** Begin PROVIDED ENTRIES **
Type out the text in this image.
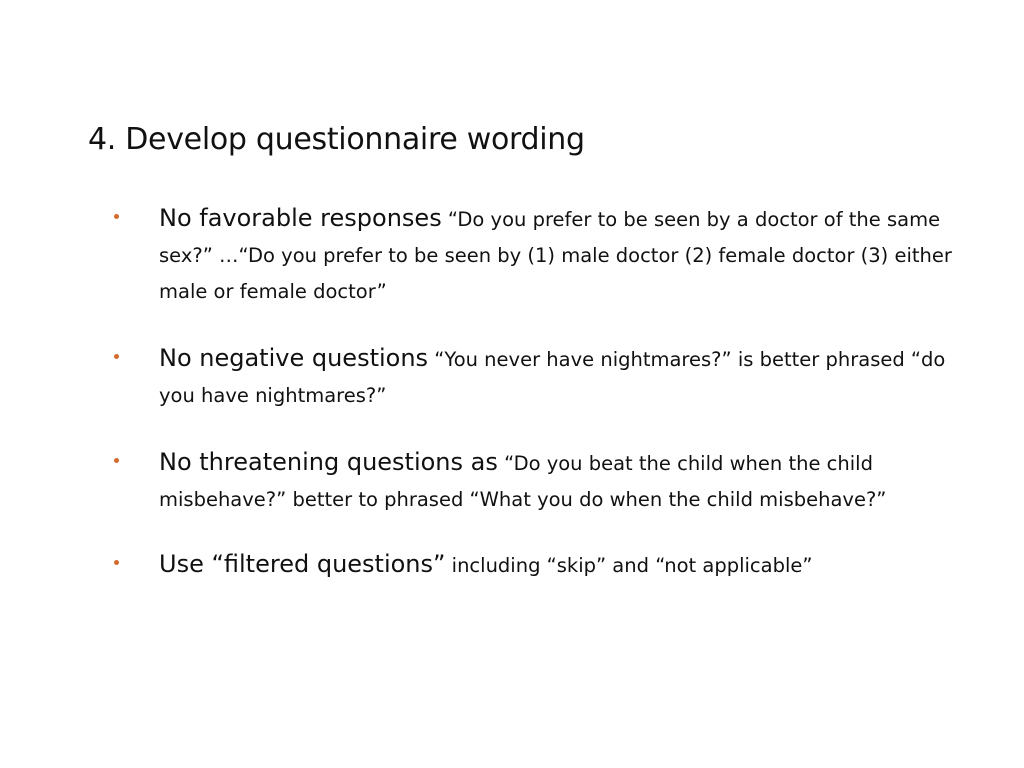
4. Develop questionnaire wording
No favorable responses “Do you prefer to be seen by a doctor of the same sex?” …“Do you prefer to be seen by (1) male doctor (2) female doctor (3) either male or female doctor”
No negative questions “You never have nightmares?” is better phrased “do you have nightmares?”
No threatening questions as “Do you beat the child when the child misbehave?” better to phrased “What you do when the child misbehave?”
Use “filtered questions” including “skip” and “not applicable”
** End PROVIDED ENTRIES **
REQUIRED TASK =
List every line in the records above that contains the word "questions".

COMPLETED EXERCISE =
No negative questions “You never have nightmares?” is better phrased “do you have nightmares?”
No threatening questions as “Do you beat the child when the child misbehave?” better to phrased “What you do when the child misbehave?”
Use “filtered questions” including “skip” and “not applicable”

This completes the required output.